• **EXERCISE DIRECTIONS**
Look through the data and write out every line with the word "rechts" in it.

══ INFORMATION GIVEN ══

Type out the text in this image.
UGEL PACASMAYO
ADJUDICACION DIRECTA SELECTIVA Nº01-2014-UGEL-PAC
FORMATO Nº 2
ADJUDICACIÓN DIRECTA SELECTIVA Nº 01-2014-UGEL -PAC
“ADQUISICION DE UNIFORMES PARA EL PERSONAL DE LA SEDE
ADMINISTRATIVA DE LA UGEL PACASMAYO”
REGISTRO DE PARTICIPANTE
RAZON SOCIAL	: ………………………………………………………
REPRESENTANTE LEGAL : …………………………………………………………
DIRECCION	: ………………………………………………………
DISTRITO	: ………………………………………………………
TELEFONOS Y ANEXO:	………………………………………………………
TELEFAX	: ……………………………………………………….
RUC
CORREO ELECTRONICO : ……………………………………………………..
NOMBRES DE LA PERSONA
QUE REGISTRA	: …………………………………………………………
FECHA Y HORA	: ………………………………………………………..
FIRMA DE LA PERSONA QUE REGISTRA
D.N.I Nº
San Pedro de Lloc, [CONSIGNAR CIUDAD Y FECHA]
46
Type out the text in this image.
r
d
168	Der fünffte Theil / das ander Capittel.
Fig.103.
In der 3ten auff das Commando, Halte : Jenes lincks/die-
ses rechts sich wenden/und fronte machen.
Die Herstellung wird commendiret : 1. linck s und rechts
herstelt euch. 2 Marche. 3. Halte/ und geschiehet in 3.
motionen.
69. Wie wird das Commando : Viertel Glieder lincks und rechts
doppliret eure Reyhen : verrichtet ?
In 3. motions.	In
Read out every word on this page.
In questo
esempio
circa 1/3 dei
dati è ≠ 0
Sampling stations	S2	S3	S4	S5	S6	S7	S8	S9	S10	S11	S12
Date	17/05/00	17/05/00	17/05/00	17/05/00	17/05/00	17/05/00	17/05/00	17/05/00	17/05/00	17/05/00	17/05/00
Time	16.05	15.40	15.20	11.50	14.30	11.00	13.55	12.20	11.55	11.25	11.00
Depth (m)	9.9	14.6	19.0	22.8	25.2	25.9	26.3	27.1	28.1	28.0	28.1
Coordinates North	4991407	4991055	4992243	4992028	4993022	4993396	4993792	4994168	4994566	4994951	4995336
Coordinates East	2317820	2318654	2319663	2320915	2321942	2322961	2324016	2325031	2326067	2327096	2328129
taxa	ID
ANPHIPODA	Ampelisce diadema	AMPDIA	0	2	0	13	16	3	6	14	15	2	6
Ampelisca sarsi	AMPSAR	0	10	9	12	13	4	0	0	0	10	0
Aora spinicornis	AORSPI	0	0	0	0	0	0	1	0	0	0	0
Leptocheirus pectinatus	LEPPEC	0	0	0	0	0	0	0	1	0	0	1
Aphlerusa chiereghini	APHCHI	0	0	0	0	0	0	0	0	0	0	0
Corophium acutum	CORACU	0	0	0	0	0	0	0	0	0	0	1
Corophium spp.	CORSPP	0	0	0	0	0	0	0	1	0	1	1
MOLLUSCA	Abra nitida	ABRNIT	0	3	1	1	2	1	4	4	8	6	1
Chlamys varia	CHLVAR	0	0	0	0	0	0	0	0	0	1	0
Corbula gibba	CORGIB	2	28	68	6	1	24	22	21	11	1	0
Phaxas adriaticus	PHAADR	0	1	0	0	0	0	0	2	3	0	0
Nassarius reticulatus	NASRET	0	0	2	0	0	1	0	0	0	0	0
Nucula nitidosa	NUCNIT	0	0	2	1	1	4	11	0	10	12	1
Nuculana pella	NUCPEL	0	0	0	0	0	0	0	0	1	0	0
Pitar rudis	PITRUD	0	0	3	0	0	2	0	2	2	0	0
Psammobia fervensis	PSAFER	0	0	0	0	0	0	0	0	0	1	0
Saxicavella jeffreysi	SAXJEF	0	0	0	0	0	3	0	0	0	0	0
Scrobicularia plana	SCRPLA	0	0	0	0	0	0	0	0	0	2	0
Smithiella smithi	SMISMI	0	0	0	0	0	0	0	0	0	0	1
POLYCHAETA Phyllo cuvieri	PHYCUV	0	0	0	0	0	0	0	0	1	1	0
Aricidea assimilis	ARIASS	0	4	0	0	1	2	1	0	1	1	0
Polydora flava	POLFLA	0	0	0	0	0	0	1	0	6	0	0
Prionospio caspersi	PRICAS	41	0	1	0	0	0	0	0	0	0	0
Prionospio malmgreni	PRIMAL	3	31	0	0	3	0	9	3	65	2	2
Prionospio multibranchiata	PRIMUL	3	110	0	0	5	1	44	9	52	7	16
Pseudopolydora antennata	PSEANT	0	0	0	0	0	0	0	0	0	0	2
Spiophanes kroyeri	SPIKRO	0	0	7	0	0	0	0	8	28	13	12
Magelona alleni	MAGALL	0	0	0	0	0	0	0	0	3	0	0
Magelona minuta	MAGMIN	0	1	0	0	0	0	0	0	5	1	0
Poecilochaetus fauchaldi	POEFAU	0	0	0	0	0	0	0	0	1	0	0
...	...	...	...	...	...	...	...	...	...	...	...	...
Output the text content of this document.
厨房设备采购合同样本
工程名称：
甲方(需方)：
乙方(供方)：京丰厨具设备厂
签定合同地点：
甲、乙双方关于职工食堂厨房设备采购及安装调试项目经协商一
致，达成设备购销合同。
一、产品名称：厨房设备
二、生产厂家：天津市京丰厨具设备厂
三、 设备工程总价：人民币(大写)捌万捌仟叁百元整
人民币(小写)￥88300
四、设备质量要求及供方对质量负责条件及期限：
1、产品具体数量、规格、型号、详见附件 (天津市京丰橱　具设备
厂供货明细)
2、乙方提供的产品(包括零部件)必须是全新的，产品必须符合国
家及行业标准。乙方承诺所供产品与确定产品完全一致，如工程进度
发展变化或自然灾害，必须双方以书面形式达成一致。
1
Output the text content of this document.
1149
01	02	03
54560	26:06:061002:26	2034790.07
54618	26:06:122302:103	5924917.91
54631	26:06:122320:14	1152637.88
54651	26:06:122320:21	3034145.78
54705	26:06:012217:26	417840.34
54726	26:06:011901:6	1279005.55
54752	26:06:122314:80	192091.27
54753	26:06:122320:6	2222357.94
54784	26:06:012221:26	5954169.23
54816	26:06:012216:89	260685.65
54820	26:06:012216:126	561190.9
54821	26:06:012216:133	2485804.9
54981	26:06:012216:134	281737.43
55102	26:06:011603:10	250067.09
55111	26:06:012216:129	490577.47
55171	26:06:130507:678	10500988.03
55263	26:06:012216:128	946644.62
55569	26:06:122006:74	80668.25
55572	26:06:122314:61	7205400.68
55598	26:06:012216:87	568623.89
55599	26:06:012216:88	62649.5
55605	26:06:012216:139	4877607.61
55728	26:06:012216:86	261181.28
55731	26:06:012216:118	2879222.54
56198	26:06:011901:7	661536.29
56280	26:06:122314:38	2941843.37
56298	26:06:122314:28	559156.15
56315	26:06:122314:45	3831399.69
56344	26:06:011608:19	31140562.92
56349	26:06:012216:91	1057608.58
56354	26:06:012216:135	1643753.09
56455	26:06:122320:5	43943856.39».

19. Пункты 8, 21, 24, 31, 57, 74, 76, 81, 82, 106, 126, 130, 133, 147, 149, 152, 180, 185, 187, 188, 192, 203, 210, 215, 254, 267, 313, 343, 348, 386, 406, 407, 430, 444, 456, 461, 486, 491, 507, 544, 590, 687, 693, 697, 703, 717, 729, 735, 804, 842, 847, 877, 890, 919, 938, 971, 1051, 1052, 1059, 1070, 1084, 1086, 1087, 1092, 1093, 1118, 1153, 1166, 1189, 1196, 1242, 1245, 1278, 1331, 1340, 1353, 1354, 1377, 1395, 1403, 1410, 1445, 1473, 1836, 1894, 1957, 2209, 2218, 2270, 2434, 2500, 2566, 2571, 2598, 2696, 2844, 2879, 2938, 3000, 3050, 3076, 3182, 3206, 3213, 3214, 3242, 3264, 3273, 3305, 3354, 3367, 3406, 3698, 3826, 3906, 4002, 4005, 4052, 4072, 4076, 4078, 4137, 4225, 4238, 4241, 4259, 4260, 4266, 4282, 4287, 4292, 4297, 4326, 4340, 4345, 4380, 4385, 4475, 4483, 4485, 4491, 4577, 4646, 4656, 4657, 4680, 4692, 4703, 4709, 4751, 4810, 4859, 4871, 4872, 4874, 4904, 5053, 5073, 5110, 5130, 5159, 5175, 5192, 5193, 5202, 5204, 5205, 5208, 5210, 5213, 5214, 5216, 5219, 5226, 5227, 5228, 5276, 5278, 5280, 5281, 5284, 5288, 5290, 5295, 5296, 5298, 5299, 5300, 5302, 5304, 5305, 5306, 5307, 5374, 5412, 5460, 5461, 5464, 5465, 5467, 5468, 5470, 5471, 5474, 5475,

═══

• **EXERCISE RESULT**
ses rechts sich wenden/und fronte machen.
Die Herstellung wird commendiret : 1. linck s und rechts
69. Wie wird das Commando : Viertel Glieder lincks und rechts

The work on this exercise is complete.